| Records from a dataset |
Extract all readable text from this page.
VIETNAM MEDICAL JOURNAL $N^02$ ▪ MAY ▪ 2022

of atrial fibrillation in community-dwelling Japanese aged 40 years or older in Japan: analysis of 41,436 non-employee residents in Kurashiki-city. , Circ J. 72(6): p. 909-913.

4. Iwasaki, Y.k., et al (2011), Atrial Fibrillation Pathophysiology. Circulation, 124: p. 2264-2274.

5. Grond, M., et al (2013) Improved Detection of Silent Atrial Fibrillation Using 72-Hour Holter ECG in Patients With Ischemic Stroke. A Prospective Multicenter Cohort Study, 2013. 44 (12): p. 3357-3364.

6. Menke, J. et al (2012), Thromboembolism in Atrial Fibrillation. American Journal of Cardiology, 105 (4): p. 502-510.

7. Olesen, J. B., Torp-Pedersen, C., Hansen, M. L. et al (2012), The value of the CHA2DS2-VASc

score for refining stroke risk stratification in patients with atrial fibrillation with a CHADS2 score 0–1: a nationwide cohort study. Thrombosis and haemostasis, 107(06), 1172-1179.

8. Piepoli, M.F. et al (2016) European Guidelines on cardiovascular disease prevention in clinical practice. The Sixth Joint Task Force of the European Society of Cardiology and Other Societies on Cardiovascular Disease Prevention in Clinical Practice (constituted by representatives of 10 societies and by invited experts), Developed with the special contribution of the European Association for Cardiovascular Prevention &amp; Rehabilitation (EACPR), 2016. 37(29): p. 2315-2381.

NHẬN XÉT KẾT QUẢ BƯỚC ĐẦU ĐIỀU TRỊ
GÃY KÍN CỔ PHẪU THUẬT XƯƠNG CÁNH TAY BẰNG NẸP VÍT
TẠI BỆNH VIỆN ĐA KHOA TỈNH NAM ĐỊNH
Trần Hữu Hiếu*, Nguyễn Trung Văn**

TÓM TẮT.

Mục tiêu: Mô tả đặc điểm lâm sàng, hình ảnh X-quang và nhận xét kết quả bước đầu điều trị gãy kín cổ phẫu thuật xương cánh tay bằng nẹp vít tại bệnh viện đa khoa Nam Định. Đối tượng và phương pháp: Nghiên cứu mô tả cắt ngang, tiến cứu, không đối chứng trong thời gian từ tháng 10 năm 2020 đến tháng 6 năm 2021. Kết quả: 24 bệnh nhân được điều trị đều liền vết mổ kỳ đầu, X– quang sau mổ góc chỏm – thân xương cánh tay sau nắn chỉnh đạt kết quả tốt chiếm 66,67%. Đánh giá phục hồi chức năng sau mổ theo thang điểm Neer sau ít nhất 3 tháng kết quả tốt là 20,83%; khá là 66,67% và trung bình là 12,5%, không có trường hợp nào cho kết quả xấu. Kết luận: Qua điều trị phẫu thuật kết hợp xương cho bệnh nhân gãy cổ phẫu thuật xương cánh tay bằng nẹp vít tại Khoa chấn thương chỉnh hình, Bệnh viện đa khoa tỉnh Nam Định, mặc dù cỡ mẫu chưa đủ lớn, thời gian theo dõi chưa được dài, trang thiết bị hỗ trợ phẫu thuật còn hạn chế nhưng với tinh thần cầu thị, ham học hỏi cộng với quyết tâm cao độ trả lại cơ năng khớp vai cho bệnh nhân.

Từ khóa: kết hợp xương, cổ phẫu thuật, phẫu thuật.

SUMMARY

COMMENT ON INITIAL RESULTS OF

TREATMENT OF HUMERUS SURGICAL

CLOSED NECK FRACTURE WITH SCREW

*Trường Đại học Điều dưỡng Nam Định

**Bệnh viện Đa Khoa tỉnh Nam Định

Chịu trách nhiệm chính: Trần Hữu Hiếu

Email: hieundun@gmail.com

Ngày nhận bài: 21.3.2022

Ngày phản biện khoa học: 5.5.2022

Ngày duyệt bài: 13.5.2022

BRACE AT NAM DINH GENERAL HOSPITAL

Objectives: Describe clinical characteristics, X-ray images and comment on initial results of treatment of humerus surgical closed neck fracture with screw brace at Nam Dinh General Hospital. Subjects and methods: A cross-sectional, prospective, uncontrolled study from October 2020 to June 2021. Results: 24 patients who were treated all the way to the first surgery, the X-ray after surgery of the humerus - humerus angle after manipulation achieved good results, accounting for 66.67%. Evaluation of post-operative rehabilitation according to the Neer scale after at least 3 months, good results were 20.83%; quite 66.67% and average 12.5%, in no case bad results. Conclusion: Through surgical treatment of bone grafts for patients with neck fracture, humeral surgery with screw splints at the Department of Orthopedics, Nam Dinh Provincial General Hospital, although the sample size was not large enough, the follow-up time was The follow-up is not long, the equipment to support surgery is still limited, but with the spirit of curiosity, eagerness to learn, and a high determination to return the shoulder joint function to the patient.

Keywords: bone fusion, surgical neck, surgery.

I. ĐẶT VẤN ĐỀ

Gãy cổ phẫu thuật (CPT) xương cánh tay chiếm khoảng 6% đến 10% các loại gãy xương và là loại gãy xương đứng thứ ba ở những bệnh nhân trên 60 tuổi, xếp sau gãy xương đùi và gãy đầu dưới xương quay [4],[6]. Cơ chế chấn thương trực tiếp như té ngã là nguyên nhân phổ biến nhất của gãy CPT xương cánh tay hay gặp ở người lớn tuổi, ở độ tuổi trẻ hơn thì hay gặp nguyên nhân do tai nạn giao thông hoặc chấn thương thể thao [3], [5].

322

| Task instructions |
For this exercise, restate every record word for word.

| Reply |
Extract all readable text from this page.
VIETNAM MEDICAL JOURNAL $N^02$ ▪ MAY ▪ 2022

of atrial fibrillation in community-dwelling Japanese aged 40 years or older in Japan: analysis of 41,436 non-employee residents in Kurashiki-city. , Circ J. 72(6): p. 909-913.

4. Iwasaki, Y.k., et al (2011), Atrial Fibrillation Pathophysiology. Circulation, 124: p. 2264-2274.

5. Grond, M., et al (2013) Improved Detection of Silent Atrial Fibrillation Using 72-Hour Holter ECG in Patients With Ischemic Stroke. A Prospective Multicenter Cohort Study, 2013. 44 (12): p. 3357-3364.

6. Menke, J. et al (2012), Thromboembolism in Atrial Fibrillation. American Journal of Cardiology, 105 (4): p. 502-510.

7. Olesen, J. B., Torp-Pedersen, C., Hansen, M. L. et al (2012), The value of the CHA2DS2-VASc

score for refining stroke risk stratification in patients with atrial fibrillation with a CHADS2 score 0–1: a nationwide cohort study. Thrombosis and haemostasis, 107(06), 1172-1179.

8. Piepoli, M.F. et al (2016) European Guidelines on cardiovascular disease prevention in clinical practice. The Sixth Joint Task Force of the European Society of Cardiology and Other Societies on Cardiovascular Disease Prevention in Clinical Practice (constituted by representatives of 10 societies and by invited experts), Developed with the special contribution of the European Association for Cardiovascular Prevention &amp; Rehabilitation (EACPR), 2016. 37(29): p. 2315-2381.

NHẬN XÉT KẾT QUẢ BƯỚC ĐẦU ĐIỀU TRỊ
GÃY KÍN CỔ PHẪU THUẬT XƯƠNG CÁNH TAY BẰNG NẸP VÍT
TẠI BỆNH VIỆN ĐA KHOA TỈNH NAM ĐỊNH
Trần Hữu Hiếu*, Nguyễn Trung Văn**

TÓM TẮT.

Mục tiêu: Mô tả đặc điểm lâm sàng, hình ảnh X-quang và nhận xét kết quả bước đầu điều trị gãy kín cổ phẫu thuật xương cánh tay bằng nẹp vít tại bệnh viện đa khoa Nam Định. Đối tượng và phương pháp: Nghiên cứu mô tả cắt ngang, tiến cứu, không đối chứng trong thời gian từ tháng 10 năm 2020 đến tháng 6 năm 2021. Kết quả: 24 bệnh nhân được điều trị đều liền vết mổ kỳ đầu, X– quang sau mổ góc chỏm – thân xương cánh tay sau nắn chỉnh đạt kết quả tốt chiếm 66,67%. Đánh giá phục hồi chức năng sau mổ theo thang điểm Neer sau ít nhất 3 tháng kết quả tốt là 20,83%; khá là 66,67% và trung bình là 12,5%, không có trường hợp nào cho kết quả xấu. Kết luận: Qua điều trị phẫu thuật kết hợp xương cho bệnh nhân gãy cổ phẫu thuật xương cánh tay bằng nẹp vít tại Khoa chấn thương chỉnh hình, Bệnh viện đa khoa tỉnh Nam Định, mặc dù cỡ mẫu chưa đủ lớn, thời gian theo dõi chưa được dài, trang thiết bị hỗ trợ phẫu thuật còn hạn chế nhưng với tinh thần cầu thị, ham học hỏi cộng với quyết tâm cao độ trả lại cơ năng khớp vai cho bệnh nhân.

Từ khóa: kết hợp xương, cổ phẫu thuật, phẫu thuật.

SUMMARY

COMMENT ON INITIAL RESULTS OF

TREATMENT OF HUMERUS SURGICAL

CLOSED NECK FRACTURE WITH SCREW

*Trường Đại học Điều dưỡng Nam Định

**Bệnh viện Đa Khoa tỉnh Nam Định

Chịu trách nhiệm chính: Trần Hữu Hiếu

Email: hieundun@gmail.com

Ngày nhận bài: 21.3.2022

Ngày phản biện khoa học: 5.5.2022

Ngày duyệt bài: 13.5.2022

BRACE AT NAM DINH GENERAL HOSPITAL

Objectives: Describe clinical characteristics, X-ray images and comment on initial results of treatment of humerus surgical closed neck fracture with screw brace at Nam Dinh General Hospital. Subjects and methods: A cross-sectional, prospective, uncontrolled study from October 2020 to June 2021. Results: 24 patients who were treated all the way to the first surgery, the X-ray after surgery of the humerus - humerus angle after manipulation achieved good results, accounting for 66.67%. Evaluation of post-operative rehabilitation according to the Neer scale after at least 3 months, good results were 20.83%; quite 66.67% and average 12.5%, in no case bad results. Conclusion: Through surgical treatment of bone grafts for patients with neck fracture, humeral surgery with screw splints at the Department of Orthopedics, Nam Dinh Provincial General Hospital, although the sample size was not large enough, the follow-up time was The follow-up is not long, the equipment to support surgery is still limited, but with the spirit of curiosity, eagerness to learn, and a high determination to return the shoulder joint function to the patient.

Keywords: bone fusion, surgical neck, surgery.

I. ĐẶT VẤN ĐỀ

Gãy cổ phẫu thuật (CPT) xương cánh tay chiếm khoảng 6% đến 10% các loại gãy xương và là loại gãy xương đứng thứ ba ở những bệnh nhân trên 60 tuổi, xếp sau gãy xương đùi và gãy đầu dưới xương quay [4],[6]. Cơ chế chấn thương trực tiếp như té ngã là nguyên nhân phổ biến nhất của gãy CPT xương cánh tay hay gặp ở người lớn tuổi, ở độ tuổi trẻ hơn thì hay gặp nguyên nhân do tai nạn giao thông hoặc chấn thương thể thao [3], [5].

322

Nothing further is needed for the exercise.